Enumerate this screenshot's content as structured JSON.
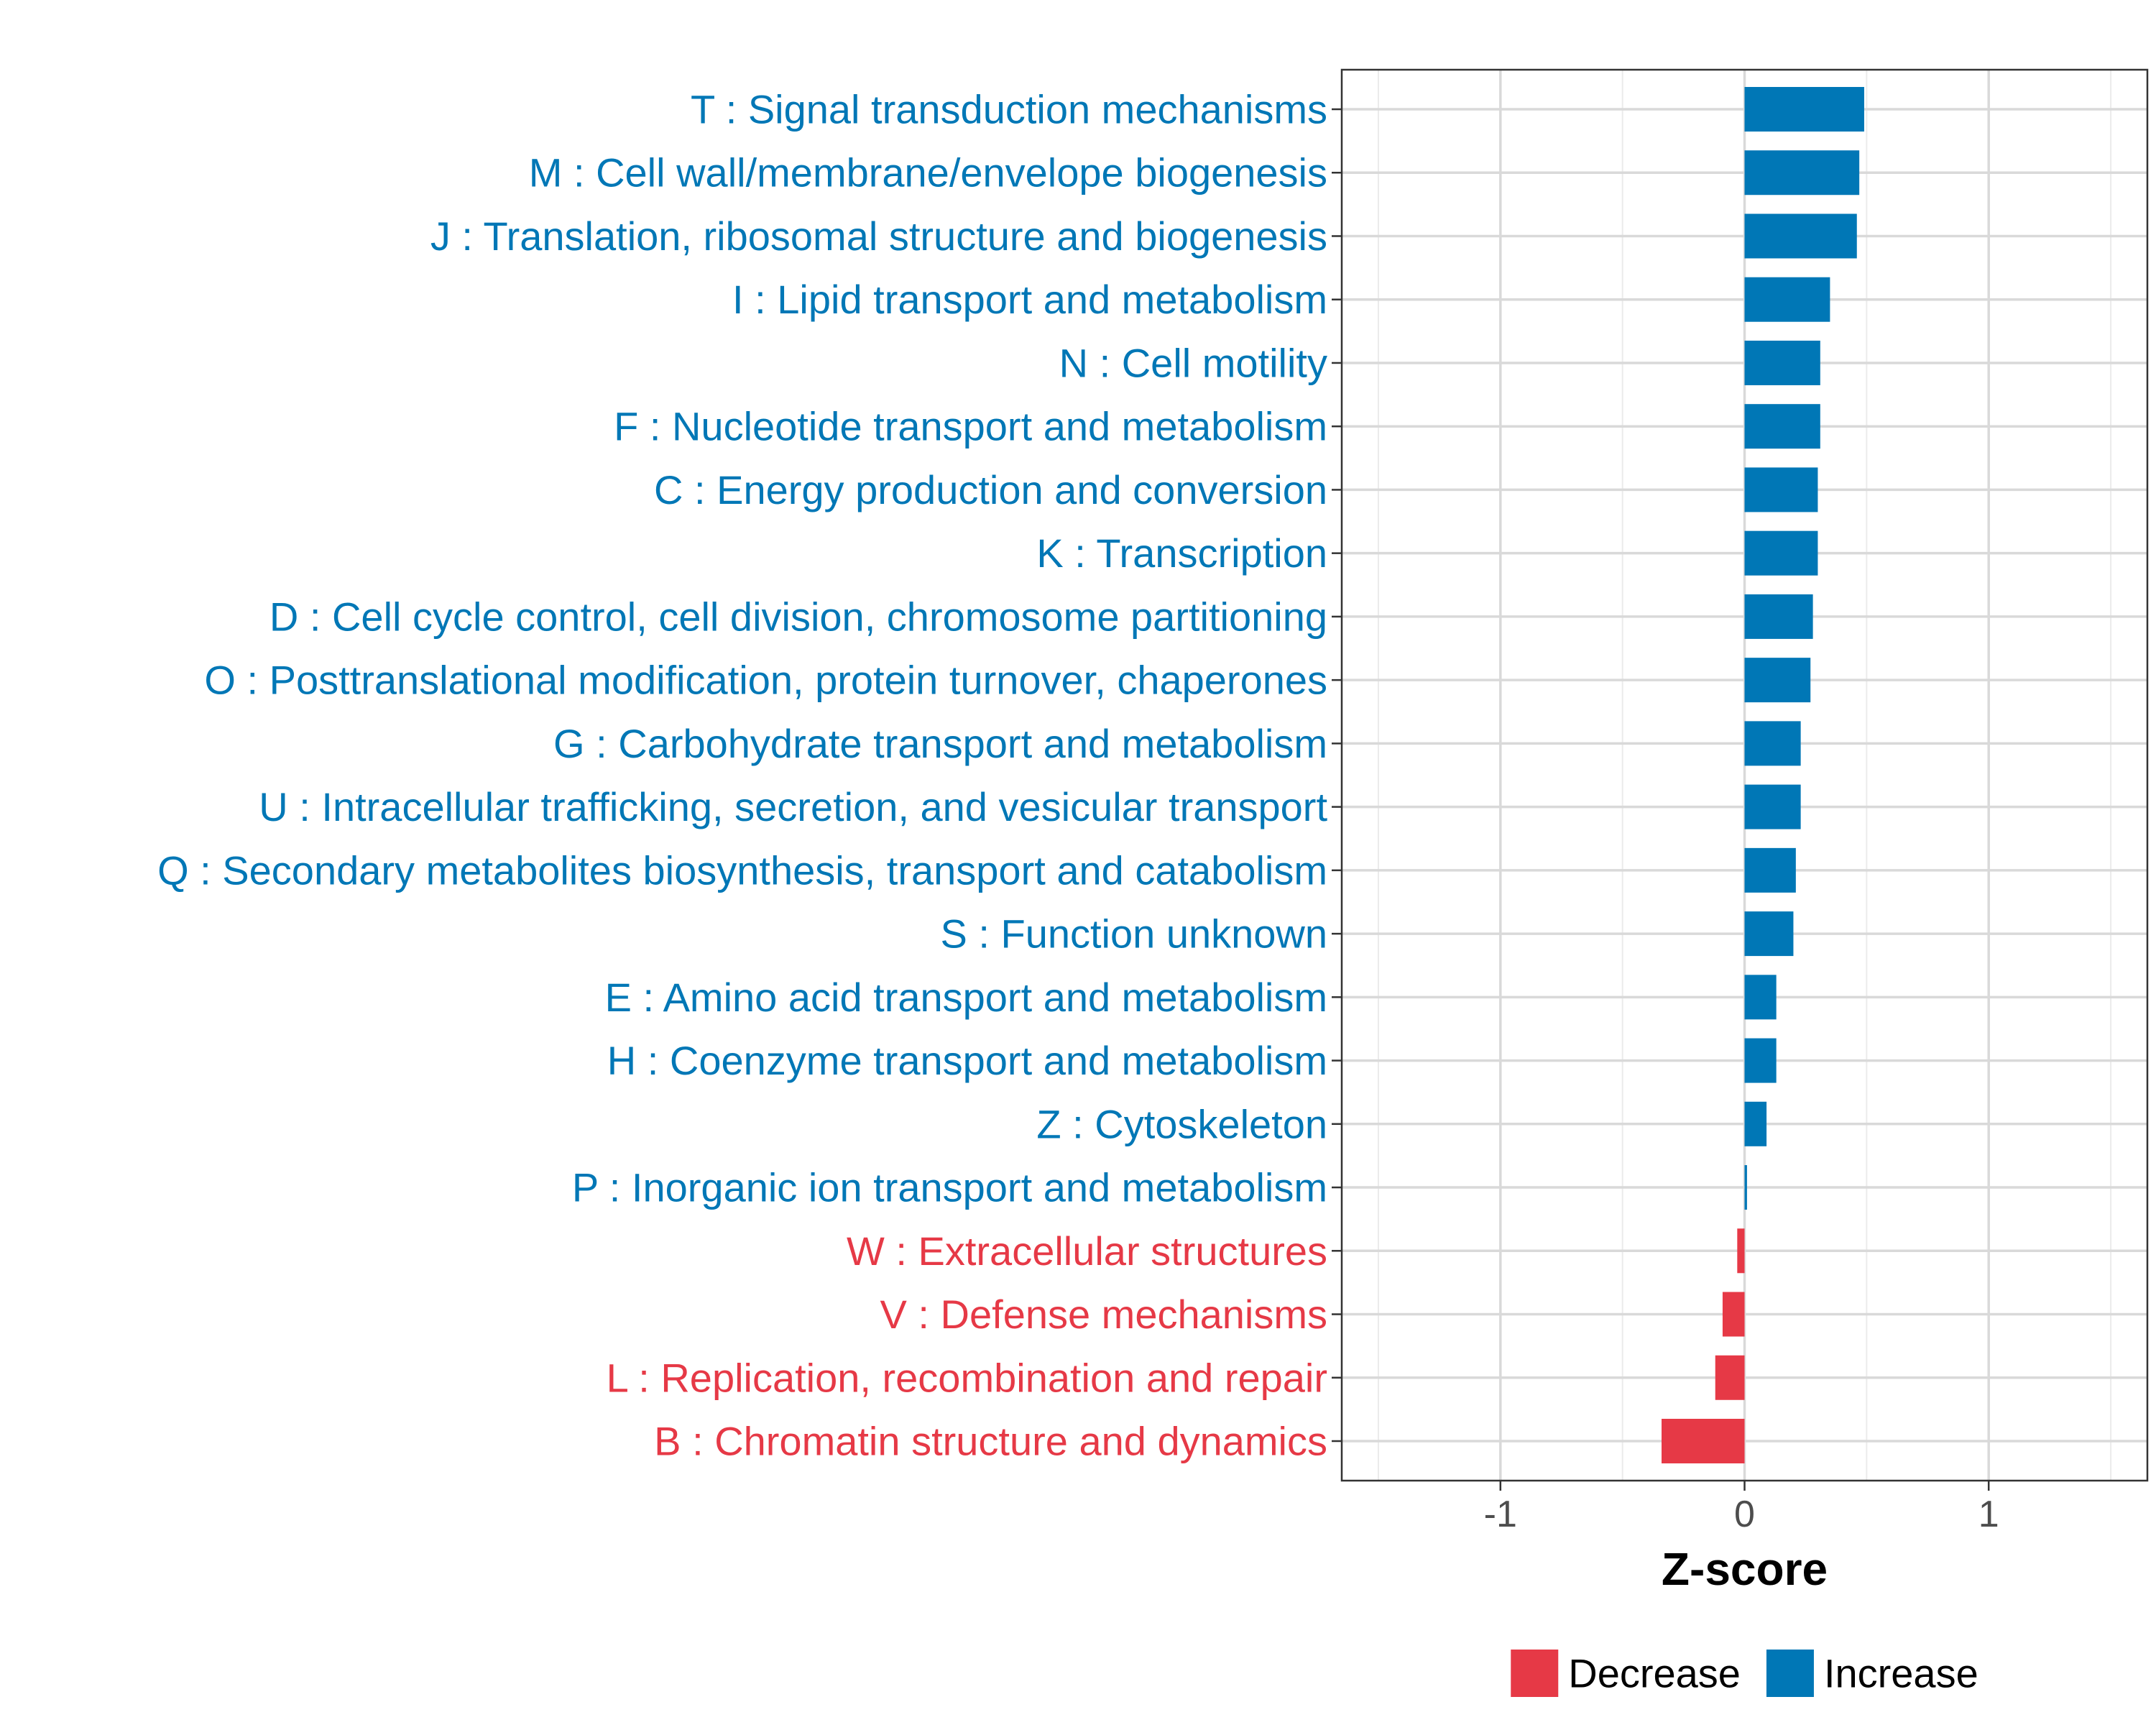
{
  "chart_data": {
    "type": "bar",
    "orientation": "horizontal",
    "title": "",
    "xlabel": "Z-score",
    "ylabel": "",
    "xlim": [
      -1.65,
      1.65
    ],
    "xticks": [
      -1,
      0,
      1
    ],
    "xtick_labels": [
      "-1",
      "0",
      "1"
    ],
    "grid": true,
    "legend_position": "bottom",
    "colors": {
      "Decrease": "#e63946",
      "Increase": "#0077b6"
    },
    "legend": [
      {
        "name": "Decrease",
        "color": "#e63946"
      },
      {
        "name": "Increase",
        "color": "#0077b6"
      }
    ],
    "categories": [
      {
        "label": "T : Signal transduction mechanisms",
        "value": 0.49,
        "group": "Increase"
      },
      {
        "label": "M : Cell wall/membrane/envelope biogenesis",
        "value": 0.47,
        "group": "Increase"
      },
      {
        "label": "J : Translation, ribosomal structure and biogenesis",
        "value": 0.46,
        "group": "Increase"
      },
      {
        "label": "I : Lipid transport and metabolism",
        "value": 0.35,
        "group": "Increase"
      },
      {
        "label": "N : Cell motility",
        "value": 0.31,
        "group": "Increase"
      },
      {
        "label": "F : Nucleotide transport and metabolism",
        "value": 0.31,
        "group": "Increase"
      },
      {
        "label": "C : Energy production and conversion",
        "value": 0.3,
        "group": "Increase"
      },
      {
        "label": "K : Transcription",
        "value": 0.3,
        "group": "Increase"
      },
      {
        "label": "D : Cell cycle control, cell division, chromosome partitioning",
        "value": 0.28,
        "group": "Increase"
      },
      {
        "label": "O : Posttranslational modification, protein turnover, chaperones",
        "value": 0.27,
        "group": "Increase"
      },
      {
        "label": "G : Carbohydrate transport and metabolism",
        "value": 0.23,
        "group": "Increase"
      },
      {
        "label": "U : Intracellular trafficking, secretion, and vesicular transport",
        "value": 0.23,
        "group": "Increase"
      },
      {
        "label": "Q : Secondary metabolites biosynthesis, transport and catabolism",
        "value": 0.21,
        "group": "Increase"
      },
      {
        "label": "S : Function unknown",
        "value": 0.2,
        "group": "Increase"
      },
      {
        "label": "E : Amino acid transport and metabolism",
        "value": 0.13,
        "group": "Increase"
      },
      {
        "label": "H : Coenzyme transport and metabolism",
        "value": 0.13,
        "group": "Increase"
      },
      {
        "label": "Z : Cytoskeleton",
        "value": 0.09,
        "group": "Increase"
      },
      {
        "label": "P : Inorganic ion transport and metabolism",
        "value": 0.01,
        "group": "Increase"
      },
      {
        "label": "W : Extracellular structures",
        "value": -0.03,
        "group": "Decrease"
      },
      {
        "label": "V : Defense mechanisms",
        "value": -0.09,
        "group": "Decrease"
      },
      {
        "label": "L : Replication, recombination and repair",
        "value": -0.12,
        "group": "Decrease"
      },
      {
        "label": "B : Chromatin structure and dynamics",
        "value": -0.34,
        "group": "Decrease"
      }
    ]
  }
}
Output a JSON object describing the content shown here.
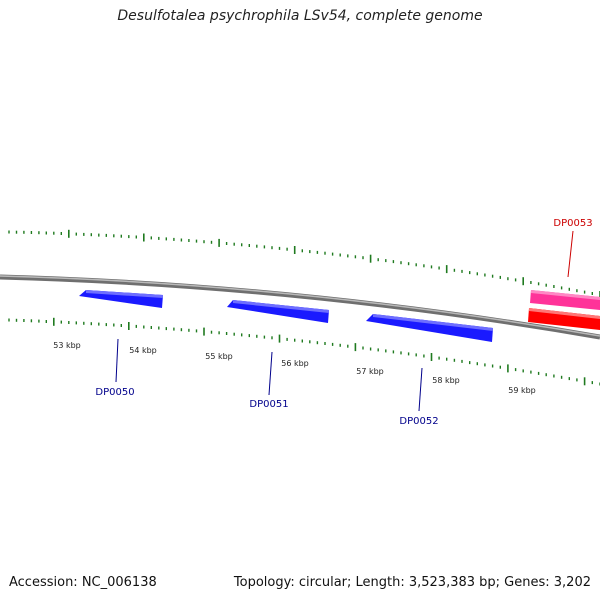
{
  "title": "Desulfotalea psychrophila LSv54, complete genome",
  "accession_label": "Accession: NC_006138",
  "summary_label": "Topology: circular; Length: 3,523,383 bp; Genes: 3,202",
  "colors": {
    "backbone": "#7f7f7f",
    "tick": "#1f7a1f",
    "forward_gene": "#ff3399",
    "reverse_gene": "#1a1aff",
    "red_gene": "#ff0000",
    "gene_label_reverse": "#00008b",
    "gene_label_forward": "#cc0000"
  },
  "scale_labels": [
    "53 kbp",
    "54 kbp",
    "55 kbp",
    "56 kbp",
    "57 kbp",
    "58 kbp",
    "59 kbp"
  ],
  "genes": [
    {
      "name": "DP0050",
      "strand": "-"
    },
    {
      "name": "DP0051",
      "strand": "-"
    },
    {
      "name": "DP0052",
      "strand": "-"
    },
    {
      "name": "DP0053",
      "strand": "+"
    }
  ]
}
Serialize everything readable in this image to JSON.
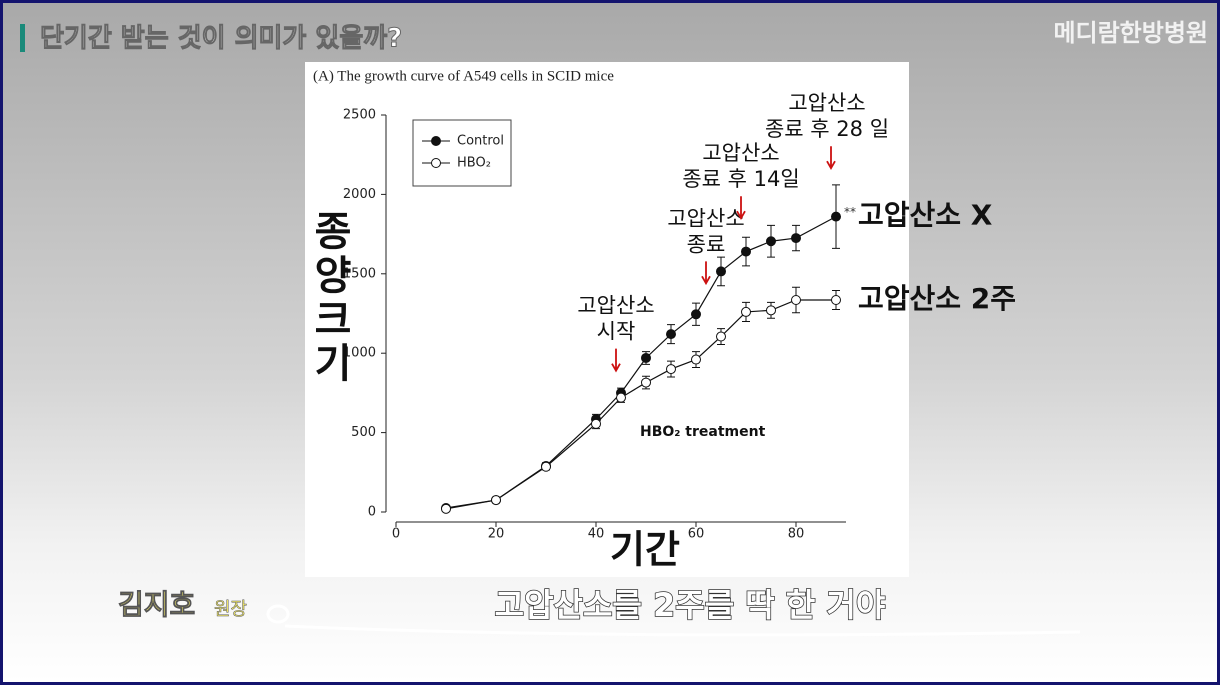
{
  "header": {
    "title": "단기간 받는 것이 의미가 있을까?",
    "logo": "메디람한방병원"
  },
  "caption": {
    "speaker": "김지호",
    "role": "원장",
    "subtitle": "고압산소를 2주를 딱 한 거야"
  },
  "chart_data": {
    "type": "line",
    "title": "(A) The growth curve of A549 cells in SCID mice",
    "x_label": "기간",
    "y_label": "종양크기",
    "x": [
      10,
      20,
      30,
      40,
      45,
      50,
      55,
      60,
      65,
      70,
      75,
      80,
      88
    ],
    "series": [
      {
        "name": "Control",
        "color": "#111111",
        "marker": "filled",
        "label": "고압산소 X",
        "significance": "**",
        "values": [
          25,
          75,
          290,
          585,
          750,
          970,
          1120,
          1245,
          1515,
          1640,
          1705,
          1725,
          1860
        ],
        "errors": [
          10,
          15,
          20,
          30,
          30,
          40,
          60,
          70,
          90,
          90,
          100,
          80,
          200
        ]
      },
      {
        "name": "HBO₂",
        "color": "#111111",
        "marker": "open",
        "label": "고압산소 2주",
        "values": [
          20,
          75,
          285,
          555,
          720,
          815,
          900,
          960,
          1105,
          1260,
          1270,
          1335,
          1335
        ],
        "errors": [
          10,
          15,
          20,
          30,
          30,
          40,
          50,
          50,
          50,
          60,
          50,
          80,
          60
        ]
      }
    ],
    "xlim": [
      0,
      90
    ],
    "xticks": [
      0,
      20,
      40,
      60,
      80
    ],
    "ylim": [
      0,
      2500
    ],
    "yticks": [
      0,
      500,
      1000,
      1500,
      2000,
      2500
    ],
    "region_label": "HBO₂ treatment",
    "annotations": [
      {
        "text": [
          "고압산소",
          "시작"
        ],
        "x": 44,
        "y": 890,
        "color": "#cc1111"
      },
      {
        "text": [
          "고압산소",
          "종료"
        ],
        "x": 62,
        "y": 1440,
        "color": "#cc1111"
      },
      {
        "text": [
          "고압산소",
          "종료 후 14일"
        ],
        "x": 69,
        "y": 1850,
        "color": "#cc1111"
      },
      {
        "text": [
          "고압산소",
          "종료 후 28 일"
        ],
        "x": 87,
        "y": 2165,
        "color": "#cc1111"
      }
    ]
  }
}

## PROBLEM TO WORK ON
The records, exactly as written but without images, should be returned.

## WRITTEN RESPONSE
Enumerate this screenshot's content as structured JSON.
{
  "chart_data": {
    "type": "bar",
    "orientation": "horizontal",
    "title": "",
    "xlabel": "Z-score",
    "ylabel": "",
    "xlim": [
      -1.65,
      1.65
    ],
    "xticks": [
      -1,
      0,
      1
    ],
    "xtick_labels": [
      "-1",
      "0",
      "1"
    ],
    "grid": true,
    "legend_position": "bottom",
    "colors": {
      "Decrease": "#e63946",
      "Increase": "#0077b6"
    },
    "legend": [
      {
        "name": "Decrease",
        "color": "#e63946"
      },
      {
        "name": "Increase",
        "color": "#0077b6"
      }
    ],
    "categories": [
      {
        "label": "T : Signal transduction mechanisms",
        "value": 0.49,
        "group": "Increase"
      },
      {
        "label": "M : Cell wall/membrane/envelope biogenesis",
        "value": 0.47,
        "group": "Increase"
      },
      {
        "label": "J : Translation, ribosomal structure and biogenesis",
        "value": 0.46,
        "group": "Increase"
      },
      {
        "label": "I : Lipid transport and metabolism",
        "value": 0.35,
        "group": "Increase"
      },
      {
        "label": "N : Cell motility",
        "value": 0.31,
        "group": "Increase"
      },
      {
        "label": "F : Nucleotide transport and metabolism",
        "value": 0.31,
        "group": "Increase"
      },
      {
        "label": "C : Energy production and conversion",
        "value": 0.3,
        "group": "Increase"
      },
      {
        "label": "K : Transcription",
        "value": 0.3,
        "group": "Increase"
      },
      {
        "label": "D : Cell cycle control, cell division, chromosome partitioning",
        "value": 0.28,
        "group": "Increase"
      },
      {
        "label": "O : Posttranslational modification, protein turnover, chaperones",
        "value": 0.27,
        "group": "Increase"
      },
      {
        "label": "G : Carbohydrate transport and metabolism",
        "value": 0.23,
        "group": "Increase"
      },
      {
        "label": "U : Intracellular trafficking, secretion, and vesicular transport",
        "value": 0.23,
        "group": "Increase"
      },
      {
        "label": "Q : Secondary metabolites biosynthesis, transport and catabolism",
        "value": 0.21,
        "group": "Increase"
      },
      {
        "label": "S : Function unknown",
        "value": 0.2,
        "group": "Increase"
      },
      {
        "label": "E : Amino acid transport and metabolism",
        "value": 0.13,
        "group": "Increase"
      },
      {
        "label": "H : Coenzyme transport and metabolism",
        "value": 0.13,
        "group": "Increase"
      },
      {
        "label": "Z : Cytoskeleton",
        "value": 0.09,
        "group": "Increase"
      },
      {
        "label": "P : Inorganic ion transport and metabolism",
        "value": 0.01,
        "group": "Increase"
      },
      {
        "label": "W : Extracellular structures",
        "value": -0.03,
        "group": "Decrease"
      },
      {
        "label": "V : Defense mechanisms",
        "value": -0.09,
        "group": "Decrease"
      },
      {
        "label": "L : Replication, recombination and repair",
        "value": -0.12,
        "group": "Decrease"
      },
      {
        "label": "B : Chromatin structure and dynamics",
        "value": -0.34,
        "group": "Decrease"
      }
    ]
  }
}
Output a JSON object describing the content shown here.
{
  "title": "Desulfotalea psychrophila LSv54, complete genome",
  "accession_label": "Accession: NC_006138",
  "summary_label": "Topology: circular; Length: 3,523,383 bp; Genes: 3,202",
  "colors": {
    "backbone": "#7f7f7f",
    "tick": "#1f7a1f",
    "forward_gene": "#ff3399",
    "reverse_gene": "#1a1aff",
    "red_gene": "#ff0000",
    "gene_label_reverse": "#00008b",
    "gene_label_forward": "#cc0000"
  },
  "scale_labels": [
    "53 kbp",
    "54 kbp",
    "55 kbp",
    "56 kbp",
    "57 kbp",
    "58 kbp",
    "59 kbp"
  ],
  "genes": [
    {
      "name": "DP0050",
      "strand": "-"
    },
    {
      "name": "DP0051",
      "strand": "-"
    },
    {
      "name": "DP0052",
      "strand": "-"
    },
    {
      "name": "DP0053",
      "strand": "+"
    }
  ]
}
Serialize everything readable in this image to JSON.
{
  "header": {
    "title": "단기간 받는 것이 의미가 있을까?",
    "logo": "메디람한방병원"
  },
  "caption": {
    "speaker": "김지호",
    "role": "원장",
    "subtitle": "고압산소를 2주를 딱 한 거야"
  },
  "chart_data": {
    "type": "line",
    "title": "(A) The growth curve of A549 cells in SCID mice",
    "x_label": "기간",
    "y_label": "종양크기",
    "x": [
      10,
      20,
      30,
      40,
      45,
      50,
      55,
      60,
      65,
      70,
      75,
      80,
      88
    ],
    "series": [
      {
        "name": "Control",
        "color": "#111111",
        "marker": "filled",
        "label": "고압산소 X",
        "significance": "**",
        "values": [
          25,
          75,
          290,
          585,
          750,
          970,
          1120,
          1245,
          1515,
          1640,
          1705,
          1725,
          1860
        ],
        "errors": [
          10,
          15,
          20,
          30,
          30,
          40,
          60,
          70,
          90,
          90,
          100,
          80,
          200
        ]
      },
      {
        "name": "HBO₂",
        "color": "#111111",
        "marker": "open",
        "label": "고압산소 2주",
        "values": [
          20,
          75,
          285,
          555,
          720,
          815,
          900,
          960,
          1105,
          1260,
          1270,
          1335,
          1335
        ],
        "errors": [
          10,
          15,
          20,
          30,
          30,
          40,
          50,
          50,
          50,
          60,
          50,
          80,
          60
        ]
      }
    ],
    "xlim": [
      0,
      90
    ],
    "xticks": [
      0,
      20,
      40,
      60,
      80
    ],
    "ylim": [
      0,
      2500
    ],
    "yticks": [
      0,
      500,
      1000,
      1500,
      2000,
      2500
    ],
    "region_label": "HBO₂ treatment",
    "annotations": [
      {
        "text": [
          "고압산소",
          "시작"
        ],
        "x": 44,
        "y": 890,
        "color": "#cc1111"
      },
      {
        "text": [
          "고압산소",
          "종료"
        ],
        "x": 62,
        "y": 1440,
        "color": "#cc1111"
      },
      {
        "text": [
          "고압산소",
          "종료 후 14일"
        ],
        "x": 69,
        "y": 1850,
        "color": "#cc1111"
      },
      {
        "text": [
          "고압산소",
          "종료 후 28 일"
        ],
        "x": 87,
        "y": 2165,
        "color": "#cc1111"
      }
    ]
  }
}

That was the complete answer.